## Problem details
Determine how many lines hold "staging" and give only that number.

Stored data
╔══

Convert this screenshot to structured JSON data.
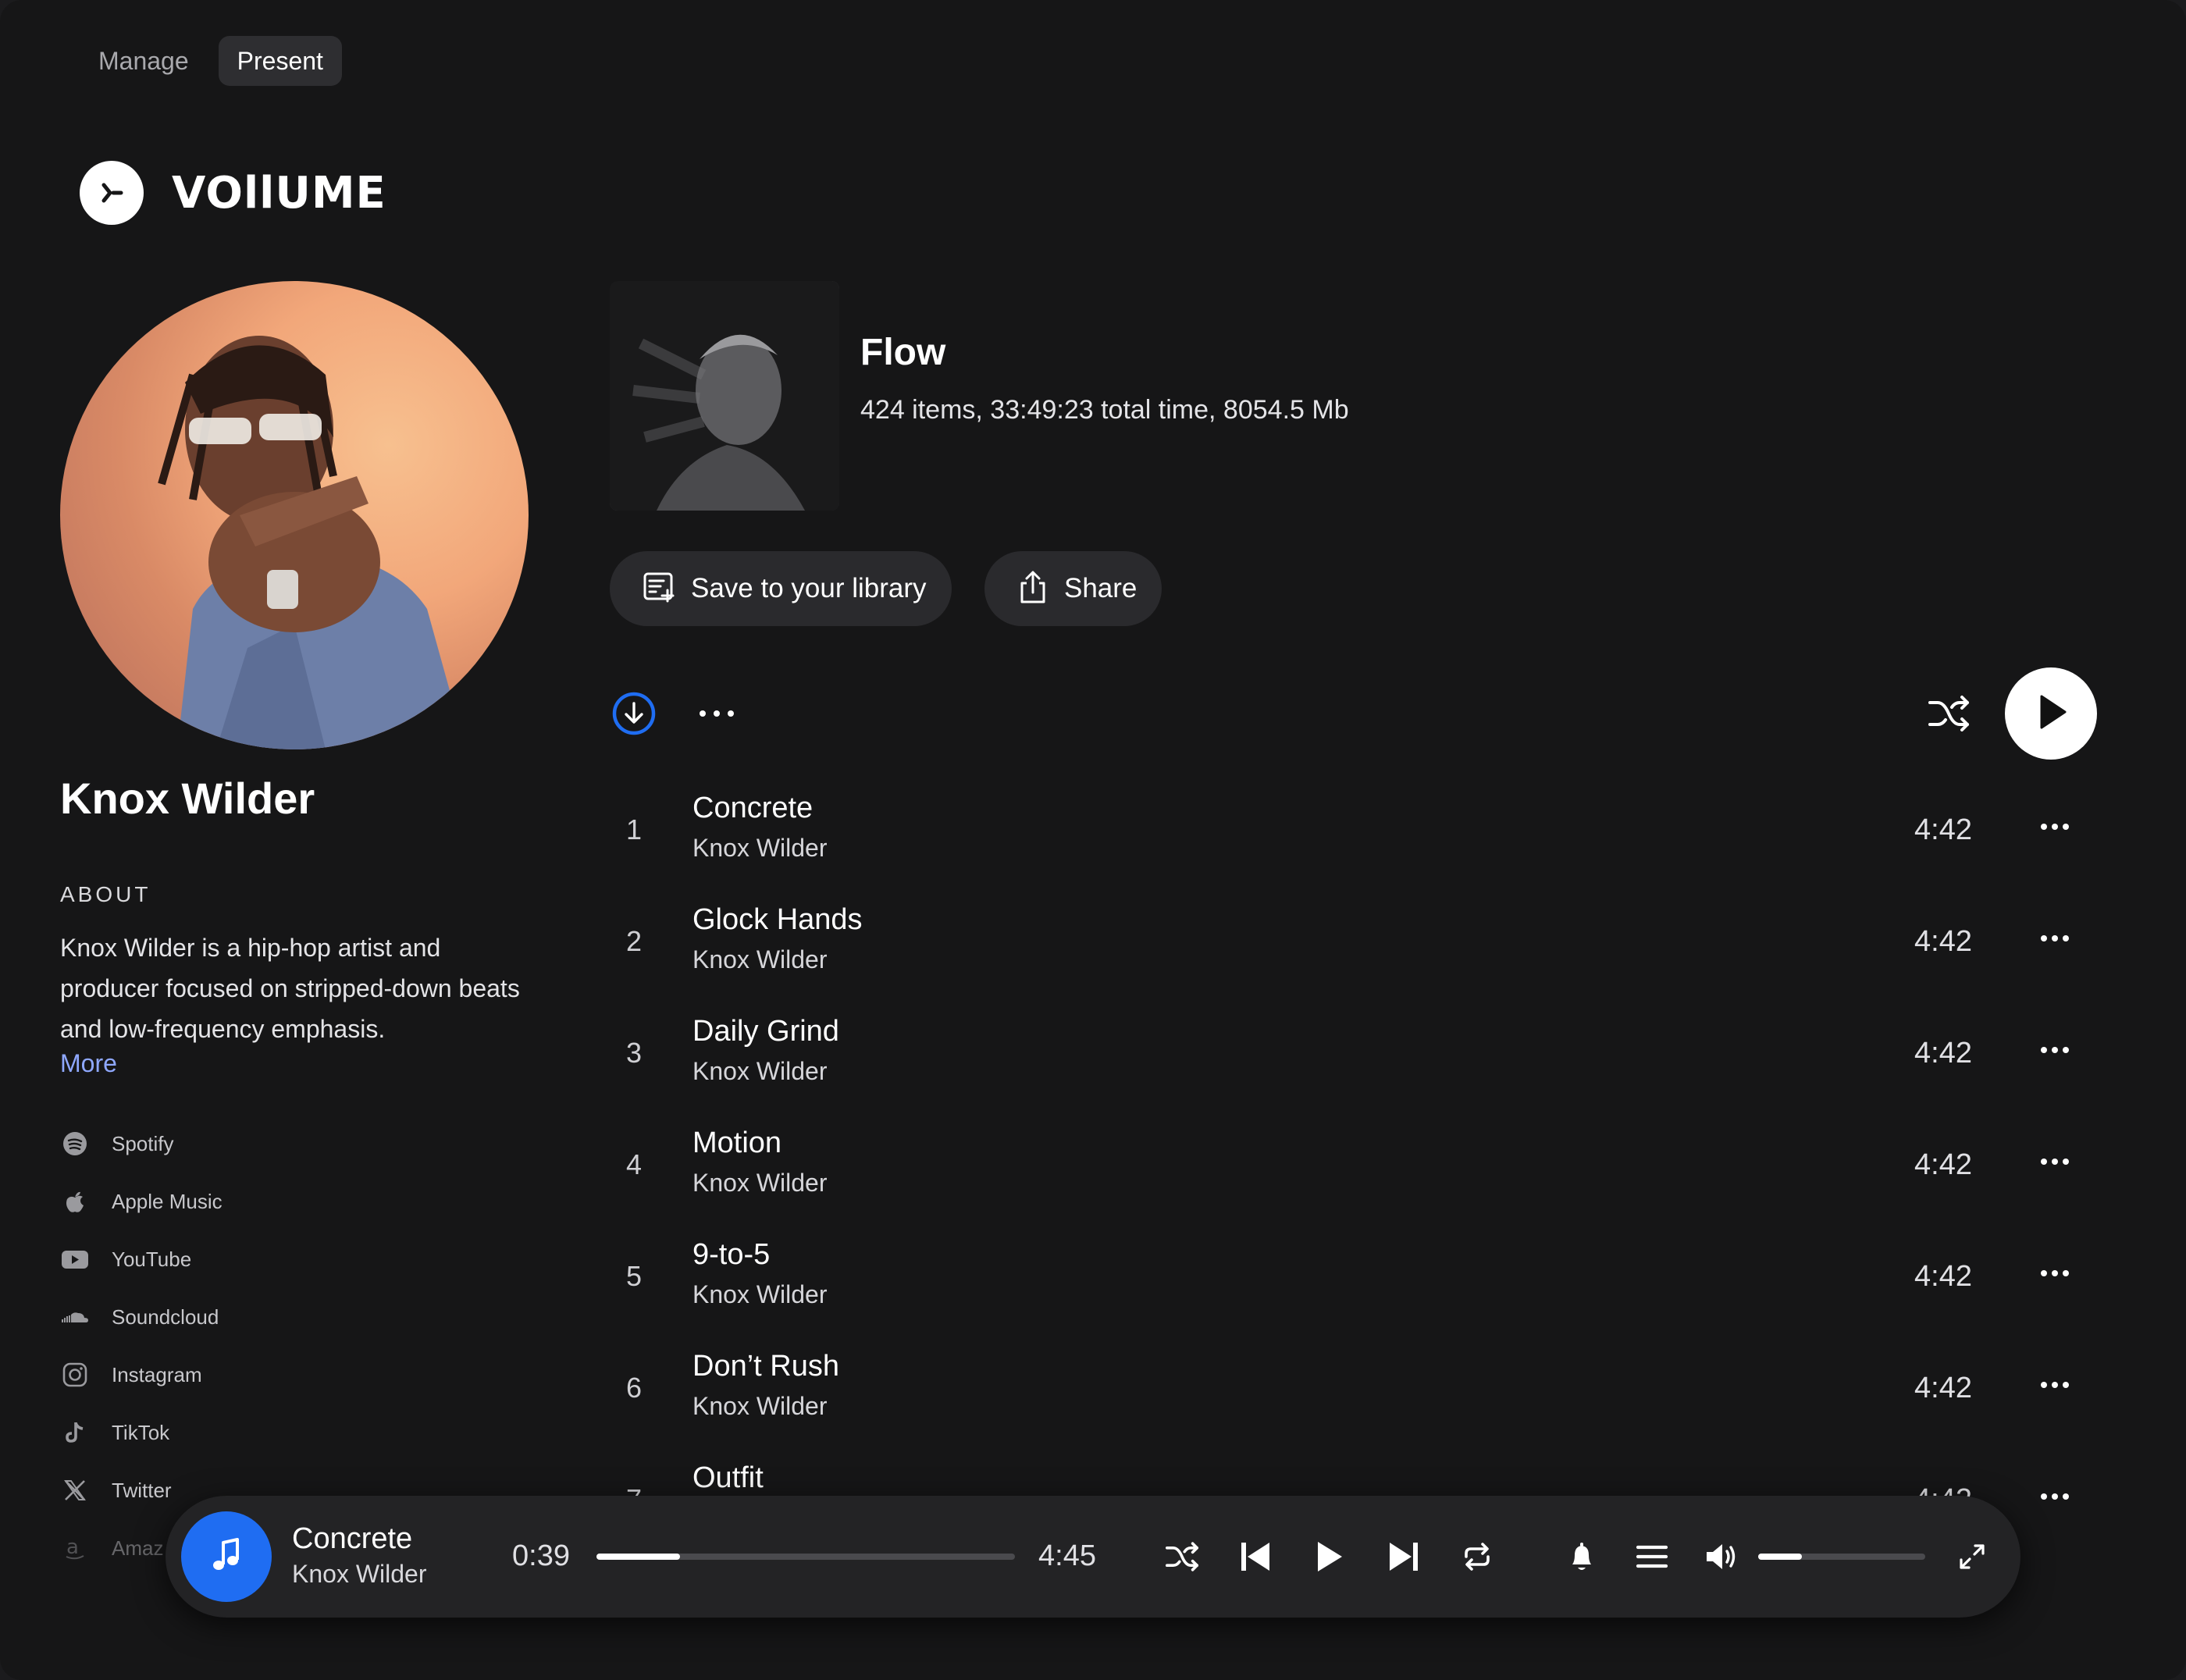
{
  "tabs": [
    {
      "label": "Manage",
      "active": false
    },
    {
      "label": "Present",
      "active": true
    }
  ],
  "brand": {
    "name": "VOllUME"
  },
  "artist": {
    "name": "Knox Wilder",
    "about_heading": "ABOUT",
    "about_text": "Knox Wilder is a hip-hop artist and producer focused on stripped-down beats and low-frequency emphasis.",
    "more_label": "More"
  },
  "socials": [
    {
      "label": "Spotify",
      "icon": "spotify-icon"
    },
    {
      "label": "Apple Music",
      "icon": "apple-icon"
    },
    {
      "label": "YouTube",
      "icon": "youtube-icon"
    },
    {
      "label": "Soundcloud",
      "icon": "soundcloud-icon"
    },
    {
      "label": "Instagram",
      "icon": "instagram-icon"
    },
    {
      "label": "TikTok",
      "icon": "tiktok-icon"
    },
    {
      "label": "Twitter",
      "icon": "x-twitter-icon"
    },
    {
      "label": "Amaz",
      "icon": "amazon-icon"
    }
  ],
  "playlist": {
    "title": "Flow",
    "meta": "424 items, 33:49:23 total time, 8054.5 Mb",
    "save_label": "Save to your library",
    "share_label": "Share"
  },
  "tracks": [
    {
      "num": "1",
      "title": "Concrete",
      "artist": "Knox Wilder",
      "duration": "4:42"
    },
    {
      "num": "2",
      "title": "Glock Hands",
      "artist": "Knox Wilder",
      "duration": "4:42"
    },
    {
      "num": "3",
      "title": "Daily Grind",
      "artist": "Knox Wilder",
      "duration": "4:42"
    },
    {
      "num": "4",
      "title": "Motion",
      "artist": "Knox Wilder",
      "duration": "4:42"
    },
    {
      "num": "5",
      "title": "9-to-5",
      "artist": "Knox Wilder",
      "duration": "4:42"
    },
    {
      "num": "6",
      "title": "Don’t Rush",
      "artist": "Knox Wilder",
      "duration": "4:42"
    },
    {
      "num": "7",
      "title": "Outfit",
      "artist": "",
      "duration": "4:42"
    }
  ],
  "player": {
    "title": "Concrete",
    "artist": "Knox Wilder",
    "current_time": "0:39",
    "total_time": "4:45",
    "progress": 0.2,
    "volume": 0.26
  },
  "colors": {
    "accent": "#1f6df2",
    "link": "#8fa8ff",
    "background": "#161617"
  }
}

╚══
╔══

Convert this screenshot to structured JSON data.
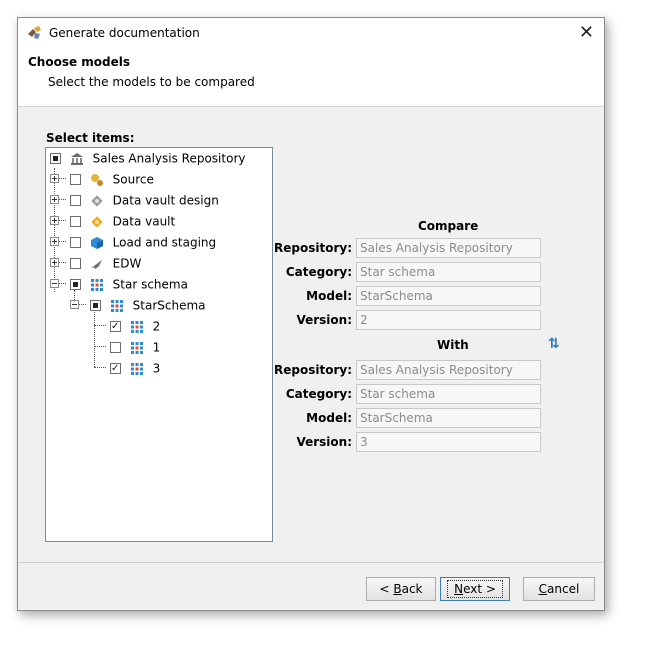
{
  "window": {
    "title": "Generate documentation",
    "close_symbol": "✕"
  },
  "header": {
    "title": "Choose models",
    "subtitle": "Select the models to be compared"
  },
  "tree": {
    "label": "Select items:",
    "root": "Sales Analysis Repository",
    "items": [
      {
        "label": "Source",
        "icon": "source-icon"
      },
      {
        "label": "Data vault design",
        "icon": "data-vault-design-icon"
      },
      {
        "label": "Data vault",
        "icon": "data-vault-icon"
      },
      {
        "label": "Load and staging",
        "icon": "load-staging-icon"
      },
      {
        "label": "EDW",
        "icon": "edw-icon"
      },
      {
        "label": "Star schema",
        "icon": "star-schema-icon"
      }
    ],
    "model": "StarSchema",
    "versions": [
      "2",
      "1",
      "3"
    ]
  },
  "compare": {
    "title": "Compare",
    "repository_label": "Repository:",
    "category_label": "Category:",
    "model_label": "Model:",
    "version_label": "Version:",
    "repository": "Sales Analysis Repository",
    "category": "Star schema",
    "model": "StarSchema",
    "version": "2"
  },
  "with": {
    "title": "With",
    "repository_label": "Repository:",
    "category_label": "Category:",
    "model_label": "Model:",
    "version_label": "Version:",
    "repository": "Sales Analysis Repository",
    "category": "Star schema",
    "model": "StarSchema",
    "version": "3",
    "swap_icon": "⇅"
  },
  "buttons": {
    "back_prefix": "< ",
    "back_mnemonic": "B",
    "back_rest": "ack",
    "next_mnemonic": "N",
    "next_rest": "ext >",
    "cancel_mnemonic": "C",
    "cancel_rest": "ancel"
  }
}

╚══

## Task answer
2